━━━━━ Records for this task
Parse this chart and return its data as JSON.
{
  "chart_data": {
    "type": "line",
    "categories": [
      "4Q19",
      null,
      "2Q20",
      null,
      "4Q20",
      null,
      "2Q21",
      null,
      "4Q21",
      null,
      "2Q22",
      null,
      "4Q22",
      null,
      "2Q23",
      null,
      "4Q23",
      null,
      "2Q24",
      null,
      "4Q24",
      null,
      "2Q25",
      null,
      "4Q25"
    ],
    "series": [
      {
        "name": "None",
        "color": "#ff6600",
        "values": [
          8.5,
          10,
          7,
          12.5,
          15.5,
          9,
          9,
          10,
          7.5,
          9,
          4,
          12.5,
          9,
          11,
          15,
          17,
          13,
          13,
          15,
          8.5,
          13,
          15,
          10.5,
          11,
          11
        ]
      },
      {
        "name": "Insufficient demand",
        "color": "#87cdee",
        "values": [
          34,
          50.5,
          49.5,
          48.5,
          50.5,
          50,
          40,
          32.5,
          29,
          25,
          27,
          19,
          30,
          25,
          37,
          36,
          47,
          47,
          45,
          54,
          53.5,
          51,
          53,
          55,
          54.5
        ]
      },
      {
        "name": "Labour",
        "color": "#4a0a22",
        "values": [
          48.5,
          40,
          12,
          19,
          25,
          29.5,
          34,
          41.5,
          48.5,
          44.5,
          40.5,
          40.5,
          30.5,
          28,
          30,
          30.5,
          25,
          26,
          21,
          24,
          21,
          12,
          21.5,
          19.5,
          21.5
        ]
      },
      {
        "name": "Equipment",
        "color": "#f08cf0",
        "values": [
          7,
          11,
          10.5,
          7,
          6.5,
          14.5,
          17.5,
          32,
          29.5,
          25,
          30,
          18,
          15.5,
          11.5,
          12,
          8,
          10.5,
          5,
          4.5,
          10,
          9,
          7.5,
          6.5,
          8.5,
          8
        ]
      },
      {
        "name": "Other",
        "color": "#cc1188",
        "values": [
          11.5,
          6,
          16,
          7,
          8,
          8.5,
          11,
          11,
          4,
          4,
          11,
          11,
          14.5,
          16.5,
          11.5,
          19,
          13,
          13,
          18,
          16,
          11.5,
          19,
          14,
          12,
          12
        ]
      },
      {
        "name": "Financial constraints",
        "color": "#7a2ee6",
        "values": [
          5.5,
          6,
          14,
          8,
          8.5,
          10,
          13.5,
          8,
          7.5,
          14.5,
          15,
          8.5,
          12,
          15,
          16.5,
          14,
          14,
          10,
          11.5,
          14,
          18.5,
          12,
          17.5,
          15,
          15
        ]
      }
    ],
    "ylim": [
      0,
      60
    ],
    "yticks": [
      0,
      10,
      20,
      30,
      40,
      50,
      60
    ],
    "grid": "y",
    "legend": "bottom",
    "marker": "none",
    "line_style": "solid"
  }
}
━━━━━━━━━━
▶ Requirement: Write out every entry exactly as given.

▶ Response to the task:
Parse this chart and return its data as JSON.
{
  "chart_data": {
    "type": "line",
    "categories": [
      "4Q19",
      null,
      "2Q20",
      null,
      "4Q20",
      null,
      "2Q21",
      null,
      "4Q21",
      null,
      "2Q22",
      null,
      "4Q22",
      null,
      "2Q23",
      null,
      "4Q23",
      null,
      "2Q24",
      null,
      "4Q24",
      null,
      "2Q25",
      null,
      "4Q25"
    ],
    "series": [
      {
        "name": "None",
        "color": "#ff6600",
        "values": [
          8.5,
          10,
          7,
          12.5,
          15.5,
          9,
          9,
          10,
          7.5,
          9,
          4,
          12.5,
          9,
          11,
          15,
          17,
          13,
          13,
          15,
          8.5,
          13,
          15,
          10.5,
          11,
          11
        ]
      },
      {
        "name": "Insufficient demand",
        "color": "#87cdee",
        "values": [
          34,
          50.5,
          49.5,
          48.5,
          50.5,
          50,
          40,
          32.5,
          29,
          25,
          27,
          19,
          30,
          25,
          37,
          36,
          47,
          47,
          45,
          54,
          53.5,
          51,
          53,
          55,
          54.5
        ]
      },
      {
        "name": "Labour",
        "color": "#4a0a22",
        "values": [
          48.5,
          40,
          12,
          19,
          25,
          29.5,
          34,
          41.5,
          48.5,
          44.5,
          40.5,
          40.5,
          30.5,
          28,
          30,
          30.5,
          25,
          26,
          21,
          24,
          21,
          12,
          21.5,
          19.5,
          21.5
        ]
      },
      {
        "name": "Equipment",
        "color": "#f08cf0",
        "values": [
          7,
          11,
          10.5,
          7,
          6.5,
          14.5,
          17.5,
          32,
          29.5,
          25,
          30,
          18,
          15.5,
          11.5,
          12,
          8,
          10.5,
          5,
          4.5,
          10,
          9,
          7.5,
          6.5,
          8.5,
          8
        ]
      },
      {
        "name": "Other",
        "color": "#cc1188",
        "values": [
          11.5,
          6,
          16,
          7,
          8,
          8.5,
          11,
          11,
          4,
          4,
          11,
          11,
          14.5,
          16.5,
          11.5,
          19,
          13,
          13,
          18,
          16,
          11.5,
          19,
          14,
          12,
          12
        ]
      },
      {
        "name": "Financial constraints",
        "color": "#7a2ee6",
        "values": [
          5.5,
          6,
          14,
          8,
          8.5,
          10,
          13.5,
          8,
          7.5,
          14.5,
          15,
          8.5,
          12,
          15,
          16.5,
          14,
          14,
          10,
          11.5,
          14,
          18.5,
          12,
          17.5,
          15,
          15
        ]
      }
    ],
    "ylim": [
      0,
      60
    ],
    "yticks": [
      0,
      10,
      20,
      30,
      40,
      50,
      60
    ],
    "grid": "y",
    "legend": "bottom",
    "marker": "none",
    "line_style": "solid"
  }
}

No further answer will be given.